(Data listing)
%%

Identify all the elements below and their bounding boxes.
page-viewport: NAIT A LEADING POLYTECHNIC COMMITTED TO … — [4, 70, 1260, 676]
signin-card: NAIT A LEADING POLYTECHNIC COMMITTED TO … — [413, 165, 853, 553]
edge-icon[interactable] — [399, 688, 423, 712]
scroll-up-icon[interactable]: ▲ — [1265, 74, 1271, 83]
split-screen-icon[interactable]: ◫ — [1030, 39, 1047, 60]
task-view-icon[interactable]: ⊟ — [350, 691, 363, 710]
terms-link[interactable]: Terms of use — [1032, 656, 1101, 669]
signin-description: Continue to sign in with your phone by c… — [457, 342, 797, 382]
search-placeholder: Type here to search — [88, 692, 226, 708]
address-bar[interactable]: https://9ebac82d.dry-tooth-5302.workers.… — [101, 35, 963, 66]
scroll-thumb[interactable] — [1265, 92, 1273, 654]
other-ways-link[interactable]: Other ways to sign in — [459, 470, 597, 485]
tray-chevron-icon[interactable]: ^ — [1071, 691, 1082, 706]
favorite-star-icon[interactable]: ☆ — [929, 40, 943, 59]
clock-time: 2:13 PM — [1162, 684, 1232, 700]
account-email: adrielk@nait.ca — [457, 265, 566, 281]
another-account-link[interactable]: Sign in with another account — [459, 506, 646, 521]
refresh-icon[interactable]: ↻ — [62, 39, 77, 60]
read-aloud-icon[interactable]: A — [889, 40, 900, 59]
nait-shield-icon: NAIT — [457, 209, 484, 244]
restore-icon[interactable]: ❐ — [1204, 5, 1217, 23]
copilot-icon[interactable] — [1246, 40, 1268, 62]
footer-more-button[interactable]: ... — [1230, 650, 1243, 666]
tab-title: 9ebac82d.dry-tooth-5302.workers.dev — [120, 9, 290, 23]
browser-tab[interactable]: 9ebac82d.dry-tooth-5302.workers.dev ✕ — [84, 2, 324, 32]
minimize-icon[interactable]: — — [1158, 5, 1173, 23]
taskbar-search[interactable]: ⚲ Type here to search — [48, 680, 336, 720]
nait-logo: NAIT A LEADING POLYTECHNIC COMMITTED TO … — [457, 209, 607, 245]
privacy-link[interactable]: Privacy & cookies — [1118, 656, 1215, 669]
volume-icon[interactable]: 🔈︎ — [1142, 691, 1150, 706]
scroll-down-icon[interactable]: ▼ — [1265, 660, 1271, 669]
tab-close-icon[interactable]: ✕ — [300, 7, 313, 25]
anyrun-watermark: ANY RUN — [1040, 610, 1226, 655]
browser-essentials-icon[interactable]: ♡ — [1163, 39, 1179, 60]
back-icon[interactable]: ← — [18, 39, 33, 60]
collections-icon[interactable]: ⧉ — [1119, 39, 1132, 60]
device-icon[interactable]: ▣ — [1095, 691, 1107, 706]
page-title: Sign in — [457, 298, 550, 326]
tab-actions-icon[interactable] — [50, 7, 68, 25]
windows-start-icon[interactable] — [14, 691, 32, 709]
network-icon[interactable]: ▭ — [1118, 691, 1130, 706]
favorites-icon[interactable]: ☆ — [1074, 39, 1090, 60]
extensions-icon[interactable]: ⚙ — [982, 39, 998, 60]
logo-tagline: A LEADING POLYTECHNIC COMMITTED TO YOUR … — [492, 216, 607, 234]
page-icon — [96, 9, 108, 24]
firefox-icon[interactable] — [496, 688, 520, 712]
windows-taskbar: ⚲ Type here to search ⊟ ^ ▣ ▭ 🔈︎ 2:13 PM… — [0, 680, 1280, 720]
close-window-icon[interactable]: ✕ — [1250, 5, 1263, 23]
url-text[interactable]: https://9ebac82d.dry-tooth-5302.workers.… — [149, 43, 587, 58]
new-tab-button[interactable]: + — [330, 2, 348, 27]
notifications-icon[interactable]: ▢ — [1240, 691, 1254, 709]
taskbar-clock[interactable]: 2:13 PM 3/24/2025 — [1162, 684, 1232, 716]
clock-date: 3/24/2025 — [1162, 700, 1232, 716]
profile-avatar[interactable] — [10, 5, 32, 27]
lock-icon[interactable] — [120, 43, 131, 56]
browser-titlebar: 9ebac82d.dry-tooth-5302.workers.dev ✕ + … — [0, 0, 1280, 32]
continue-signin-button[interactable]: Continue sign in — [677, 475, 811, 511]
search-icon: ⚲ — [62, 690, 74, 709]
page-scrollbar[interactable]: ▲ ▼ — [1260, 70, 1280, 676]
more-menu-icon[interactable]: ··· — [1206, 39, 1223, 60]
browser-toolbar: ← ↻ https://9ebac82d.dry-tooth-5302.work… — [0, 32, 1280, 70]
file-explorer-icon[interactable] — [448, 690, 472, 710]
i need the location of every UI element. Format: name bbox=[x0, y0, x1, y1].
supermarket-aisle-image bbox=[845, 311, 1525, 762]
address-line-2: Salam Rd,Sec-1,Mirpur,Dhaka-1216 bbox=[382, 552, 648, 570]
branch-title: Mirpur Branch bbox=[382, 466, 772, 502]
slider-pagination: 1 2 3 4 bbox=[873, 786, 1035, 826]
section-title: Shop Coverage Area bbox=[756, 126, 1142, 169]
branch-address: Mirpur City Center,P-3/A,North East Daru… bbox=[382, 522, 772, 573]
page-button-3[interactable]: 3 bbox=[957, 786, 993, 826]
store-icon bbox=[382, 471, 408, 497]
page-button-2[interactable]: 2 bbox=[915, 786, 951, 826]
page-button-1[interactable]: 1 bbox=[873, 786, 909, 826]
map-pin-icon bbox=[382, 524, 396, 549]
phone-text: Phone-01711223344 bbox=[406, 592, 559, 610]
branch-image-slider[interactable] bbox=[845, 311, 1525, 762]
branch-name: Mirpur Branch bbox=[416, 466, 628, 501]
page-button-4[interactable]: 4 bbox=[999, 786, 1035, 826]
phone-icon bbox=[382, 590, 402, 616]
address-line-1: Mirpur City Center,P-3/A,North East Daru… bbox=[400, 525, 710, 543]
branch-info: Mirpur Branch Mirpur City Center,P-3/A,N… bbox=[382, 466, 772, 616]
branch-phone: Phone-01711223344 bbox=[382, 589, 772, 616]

%%

◆ **Directive**: Please reproduce the listing above in full, substituting "clickable" for every "interactable" and changing nothing else.

◆ **Full answer**:
Identify all the elements below and their bounding boxes.
page-viewport: NAIT A LEADING POLYTECHNIC COMMITTED TO … — [4, 70, 1260, 676]
signin-card: NAIT A LEADING POLYTECHNIC COMMITTED TO … — [413, 165, 853, 553]
edge-icon[clickable] — [399, 688, 423, 712]
scroll-up-icon[clickable]: ▲ — [1265, 74, 1271, 83]
split-screen-icon[clickable]: ◫ — [1030, 39, 1047, 60]
task-view-icon[clickable]: ⊟ — [350, 691, 363, 710]
terms-link[clickable]: Terms of use — [1032, 656, 1101, 669]
signin-description: Continue to sign in with your phone by c… — [457, 342, 797, 382]
search-placeholder: Type here to search — [88, 692, 226, 708]
address-bar[clickable]: https://9ebac82d.dry-tooth-5302.workers.… — [101, 35, 963, 66]
scroll-thumb[clickable] — [1265, 92, 1273, 654]
other-ways-link[clickable]: Other ways to sign in — [459, 470, 597, 485]
tray-chevron-icon[clickable]: ^ — [1071, 691, 1082, 706]
favorite-star-icon[clickable]: ☆ — [929, 40, 943, 59]
clock-time: 2:13 PM — [1162, 684, 1232, 700]
account-email: adrielk@nait.ca — [457, 265, 566, 281]
another-account-link[clickable]: Sign in with another account — [459, 506, 646, 521]
refresh-icon[clickable]: ↻ — [62, 39, 77, 60]
read-aloud-icon[clickable]: A — [889, 40, 900, 59]
nait-shield-icon: NAIT — [457, 209, 484, 244]
restore-icon[clickable]: ❐ — [1204, 5, 1217, 23]
copilot-icon[clickable] — [1246, 40, 1268, 62]
footer-more-button[clickable]: ... — [1230, 650, 1243, 666]
tab-title: 9ebac82d.dry-tooth-5302.workers.dev — [120, 9, 290, 23]
browser-tab[clickable]: 9ebac82d.dry-tooth-5302.workers.dev ✕ — [84, 2, 324, 32]
minimize-icon[clickable]: — — [1158, 5, 1173, 23]
taskbar-search[clickable]: ⚲ Type here to search — [48, 680, 336, 720]
nait-logo: NAIT A LEADING POLYTECHNIC COMMITTED TO … — [457, 209, 607, 245]
privacy-link[clickable]: Privacy & cookies — [1118, 656, 1215, 669]
volume-icon[clickable]: 🔈︎ — [1142, 691, 1150, 706]
scroll-down-icon[clickable]: ▼ — [1265, 660, 1271, 669]
tab-close-icon[clickable]: ✕ — [300, 7, 313, 25]
anyrun-watermark: ANY RUN — [1040, 610, 1226, 655]
browser-essentials-icon[clickable]: ♡ — [1163, 39, 1179, 60]
back-icon[clickable]: ← — [18, 39, 33, 60]
collections-icon[clickable]: ⧉ — [1119, 39, 1132, 60]
device-icon[clickable]: ▣ — [1095, 691, 1107, 706]
page-title: Sign in — [457, 298, 550, 326]
tab-actions-icon[clickable] — [50, 7, 68, 25]
windows-start-icon[clickable] — [14, 691, 32, 709]
network-icon[clickable]: ▭ — [1118, 691, 1130, 706]
favorites-icon[clickable]: ☆ — [1074, 39, 1090, 60]
extensions-icon[clickable]: ⚙ — [982, 39, 998, 60]
logo-tagline: A LEADING POLYTECHNIC COMMITTED TO YOUR … — [492, 216, 607, 234]
page-icon — [96, 9, 108, 24]
firefox-icon[clickable] — [496, 688, 520, 712]
windows-taskbar: ⚲ Type here to search ⊟ ^ ▣ ▭ 🔈︎ 2:13 PM… — [0, 680, 1280, 720]
close-window-icon[clickable]: ✕ — [1250, 5, 1263, 23]
url-text[clickable]: https://9ebac82d.dry-tooth-5302.workers.… — [149, 43, 587, 58]
new-tab-button[clickable]: + — [330, 2, 348, 27]
notifications-icon[clickable]: ▢ — [1240, 691, 1254, 709]
taskbar-clock[clickable]: 2:13 PM 3/24/2025 — [1162, 684, 1232, 716]
clock-date: 3/24/2025 — [1162, 700, 1232, 716]
profile-avatar[clickable] — [10, 5, 32, 27]
lock-icon[clickable] — [120, 43, 131, 56]
browser-titlebar: 9ebac82d.dry-tooth-5302.workers.dev ✕ + … — [0, 0, 1280, 32]
continue-signin-button[clickable]: Continue sign in — [677, 475, 811, 511]
search-icon: ⚲ — [62, 690, 74, 709]
page-scrollbar[clickable]: ▲ ▼ — [1260, 70, 1280, 676]
more-menu-icon[clickable]: ··· — [1206, 39, 1223, 60]
browser-toolbar: ← ↻ https://9ebac82d.dry-tooth-5302.work… — [0, 32, 1280, 70]
file-explorer-icon[clickable] — [448, 690, 472, 710]
i need the location of every UI element. Format: name bbox=[x0, y0, x1, y1].
supermarket-aisle-image bbox=[845, 311, 1525, 762]
address-line-2: Salam Rd,Sec-1,Mirpur,Dhaka-1216 bbox=[382, 552, 648, 570]
branch-title: Mirpur Branch bbox=[382, 466, 772, 502]
slider-pagination: 1 2 3 4 bbox=[873, 786, 1035, 826]
section-title: Shop Coverage Area bbox=[756, 126, 1142, 169]
branch-address: Mirpur City Center,P-3/A,North East Daru… bbox=[382, 522, 772, 573]
page-button-3[clickable]: 3 bbox=[957, 786, 993, 826]
store-icon bbox=[382, 471, 408, 497]
page-button-2[clickable]: 2 bbox=[915, 786, 951, 826]
page-button-1[clickable]: 1 bbox=[873, 786, 909, 826]
map-pin-icon bbox=[382, 524, 396, 549]
phone-text: Phone-01711223344 bbox=[406, 592, 559, 610]
branch-image-slider[clickable] bbox=[845, 311, 1525, 762]
branch-name: Mirpur Branch bbox=[416, 466, 628, 501]
page-button-4[clickable]: 4 bbox=[999, 786, 1035, 826]
phone-icon bbox=[382, 590, 402, 616]
address-line-1: Mirpur City Center,P-3/A,North East Daru… bbox=[400, 525, 710, 543]
branch-info: Mirpur Branch Mirpur City Center,P-3/A,N… bbox=[382, 466, 772, 616]
branch-phone: Phone-01711223344 bbox=[382, 589, 772, 616]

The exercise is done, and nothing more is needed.